FRAGMENTO SELECCIONADO:
****************************************

La Comisión Disciplinaria de la FIFA aceptó este jueves la solicitud formal de la Asociación del Fútbol Argentino para que las suspensiones aplicadas a Leandro Paredes, Nahuel Molina y Thiago Almada puedan purgarse tanto en partidos amistosos internacionales de clase «A» como en encuentros oficiales, lo que ocurra primero en el calendario.
El dictamen del organismo internacional permitirá atenuar el impacto deportivo de los castigos impuestos tras los incidentes ocurridos en la final de la Copa del Mundo. Al habilitarse los encuentros preparatorios, el cuerpo técnico nacional no se verá obligado a esperar exclusivamente las ventanas de competencia oficial para volver a contar con los futbolistas sancionados.
Leandro Paredes recibió una inhabilitación de diez fechas de suspensión y una multa económica de 90.000 dólares. Por su parte, el defensor Nahuel Molina fue sancionado con siete partidos y una multa de 90.000 dólares; el ayudante de campo Roberto Ayala con tres jornadas y 30.000 dólares; y Thiago Almada con un encuentro y 30.000 dólares.

****************************************

MATERIAL DE ORIGEN:
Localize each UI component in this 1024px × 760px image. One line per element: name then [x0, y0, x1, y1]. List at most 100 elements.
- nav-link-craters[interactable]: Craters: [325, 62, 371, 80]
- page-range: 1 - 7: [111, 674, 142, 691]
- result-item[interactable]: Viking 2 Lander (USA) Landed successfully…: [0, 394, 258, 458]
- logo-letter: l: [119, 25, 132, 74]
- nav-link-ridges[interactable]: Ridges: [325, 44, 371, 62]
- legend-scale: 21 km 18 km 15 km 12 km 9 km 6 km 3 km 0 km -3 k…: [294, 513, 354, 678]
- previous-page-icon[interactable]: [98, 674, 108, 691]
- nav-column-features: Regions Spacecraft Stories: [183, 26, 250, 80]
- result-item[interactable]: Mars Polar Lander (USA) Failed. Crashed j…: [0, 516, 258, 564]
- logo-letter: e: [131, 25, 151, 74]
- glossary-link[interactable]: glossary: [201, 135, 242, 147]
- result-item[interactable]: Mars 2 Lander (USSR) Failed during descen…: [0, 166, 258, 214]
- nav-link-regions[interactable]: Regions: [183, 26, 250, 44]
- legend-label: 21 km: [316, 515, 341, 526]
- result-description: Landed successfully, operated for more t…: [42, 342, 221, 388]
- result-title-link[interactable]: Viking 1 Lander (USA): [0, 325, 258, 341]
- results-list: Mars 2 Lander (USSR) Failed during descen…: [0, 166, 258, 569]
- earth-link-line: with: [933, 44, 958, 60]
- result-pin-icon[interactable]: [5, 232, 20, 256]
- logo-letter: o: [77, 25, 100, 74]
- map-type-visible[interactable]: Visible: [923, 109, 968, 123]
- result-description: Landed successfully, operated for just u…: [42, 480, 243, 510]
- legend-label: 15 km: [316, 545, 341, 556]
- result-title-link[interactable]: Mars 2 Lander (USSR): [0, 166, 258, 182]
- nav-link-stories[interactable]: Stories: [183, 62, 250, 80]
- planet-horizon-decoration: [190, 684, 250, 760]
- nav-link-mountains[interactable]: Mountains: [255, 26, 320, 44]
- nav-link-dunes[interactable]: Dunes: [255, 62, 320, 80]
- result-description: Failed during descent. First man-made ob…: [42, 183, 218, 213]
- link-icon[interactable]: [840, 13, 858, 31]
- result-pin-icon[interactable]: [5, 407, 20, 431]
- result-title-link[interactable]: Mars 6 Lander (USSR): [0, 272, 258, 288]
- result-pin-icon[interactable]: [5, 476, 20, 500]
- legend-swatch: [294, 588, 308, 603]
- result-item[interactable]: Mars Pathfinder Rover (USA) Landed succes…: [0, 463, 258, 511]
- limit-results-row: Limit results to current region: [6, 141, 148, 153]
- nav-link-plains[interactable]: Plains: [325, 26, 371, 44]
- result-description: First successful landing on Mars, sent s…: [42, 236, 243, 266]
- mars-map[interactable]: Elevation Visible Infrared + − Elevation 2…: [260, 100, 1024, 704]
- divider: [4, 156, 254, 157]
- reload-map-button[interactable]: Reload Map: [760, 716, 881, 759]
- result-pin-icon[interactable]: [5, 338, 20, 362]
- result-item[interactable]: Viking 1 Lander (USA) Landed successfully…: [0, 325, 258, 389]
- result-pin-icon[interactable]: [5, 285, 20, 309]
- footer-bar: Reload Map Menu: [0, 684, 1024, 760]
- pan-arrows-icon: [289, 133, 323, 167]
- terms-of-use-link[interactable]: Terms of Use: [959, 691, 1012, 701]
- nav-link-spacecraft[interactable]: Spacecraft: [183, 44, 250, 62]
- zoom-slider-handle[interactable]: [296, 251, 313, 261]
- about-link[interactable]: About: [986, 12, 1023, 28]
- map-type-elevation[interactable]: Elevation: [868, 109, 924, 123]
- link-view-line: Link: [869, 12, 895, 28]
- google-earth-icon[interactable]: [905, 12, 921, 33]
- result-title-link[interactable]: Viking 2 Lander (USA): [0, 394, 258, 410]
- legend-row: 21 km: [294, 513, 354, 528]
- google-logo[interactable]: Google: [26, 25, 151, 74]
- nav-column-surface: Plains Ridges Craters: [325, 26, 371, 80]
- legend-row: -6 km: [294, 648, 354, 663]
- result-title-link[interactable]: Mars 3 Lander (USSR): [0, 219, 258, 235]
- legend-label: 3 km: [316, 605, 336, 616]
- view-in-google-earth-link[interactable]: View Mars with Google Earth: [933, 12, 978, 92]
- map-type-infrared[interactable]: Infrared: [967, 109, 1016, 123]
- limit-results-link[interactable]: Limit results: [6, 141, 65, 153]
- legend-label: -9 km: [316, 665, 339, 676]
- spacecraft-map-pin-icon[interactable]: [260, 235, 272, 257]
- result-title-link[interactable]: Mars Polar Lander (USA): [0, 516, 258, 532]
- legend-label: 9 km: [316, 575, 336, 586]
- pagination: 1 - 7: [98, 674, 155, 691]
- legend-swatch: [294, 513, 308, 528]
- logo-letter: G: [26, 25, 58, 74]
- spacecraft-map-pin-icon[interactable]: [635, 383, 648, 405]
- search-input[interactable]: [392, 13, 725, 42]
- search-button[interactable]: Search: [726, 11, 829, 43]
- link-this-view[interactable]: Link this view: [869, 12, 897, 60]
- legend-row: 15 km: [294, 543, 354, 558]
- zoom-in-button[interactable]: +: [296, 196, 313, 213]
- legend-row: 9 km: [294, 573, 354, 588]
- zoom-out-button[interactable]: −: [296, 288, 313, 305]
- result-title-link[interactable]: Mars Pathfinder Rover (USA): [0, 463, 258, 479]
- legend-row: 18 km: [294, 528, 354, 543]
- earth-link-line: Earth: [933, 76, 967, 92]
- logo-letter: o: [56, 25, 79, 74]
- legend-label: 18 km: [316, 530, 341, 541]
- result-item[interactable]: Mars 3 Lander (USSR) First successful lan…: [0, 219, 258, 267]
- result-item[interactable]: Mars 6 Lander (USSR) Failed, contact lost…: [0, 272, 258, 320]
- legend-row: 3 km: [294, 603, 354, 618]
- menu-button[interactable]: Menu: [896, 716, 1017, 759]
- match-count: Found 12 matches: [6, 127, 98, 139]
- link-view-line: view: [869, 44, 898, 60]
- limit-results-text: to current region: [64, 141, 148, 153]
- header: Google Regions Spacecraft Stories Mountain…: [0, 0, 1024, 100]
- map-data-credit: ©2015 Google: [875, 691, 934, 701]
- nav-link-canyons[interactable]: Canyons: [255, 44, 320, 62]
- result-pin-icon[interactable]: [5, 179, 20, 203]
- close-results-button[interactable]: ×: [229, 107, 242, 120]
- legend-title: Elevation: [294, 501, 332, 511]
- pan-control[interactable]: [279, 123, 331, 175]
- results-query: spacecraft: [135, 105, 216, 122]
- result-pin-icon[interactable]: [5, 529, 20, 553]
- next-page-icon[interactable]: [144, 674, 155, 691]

****************************************

OBJETIVO: Copie íntegramente el fragmento sobre las sanciones de la FIFA, sin modificar nada. Los ítems proceden de una fuente distinta de la del fragmento.

RESULTADO OBTENIDO:
La Comisión Disciplinaria de la FIFA aceptó este jueves la solicitud formal de la Asociación del Fútbol Argentino para que las suspensiones aplicadas a Leandro Paredes, Nahuel Molina y Thiago Almada puedan purgarse tanto en partidos amistosos internacionales de clase «A» como en encuentros oficiales, lo que ocurra primero en el calendario.
El dictamen del organismo internacional permitirá atenuar el impacto deportivo de los castigos impuestos tras los incidentes ocurridos en la final de la Copa del Mundo. Al habilitarse los encuentros preparatorios, el cuerpo técnico nacional no se verá obligado a esperar exclusivamente las ventanas de competencia oficial para volver a contar con los futbolistas sancionados.
Leandro Paredes recibió una inhabilitación de diez fechas de suspensión y una multa económica de 90.000 dólares. Por su parte, el defensor Nahuel Molina fue sancionado con siete partidos y una multa de 90.000 dólares; el ayudante de campo Roberto Ayala con tres jornadas y 30.000 dólares; y Thiago Almada con un encuentro y 30.000 dólares.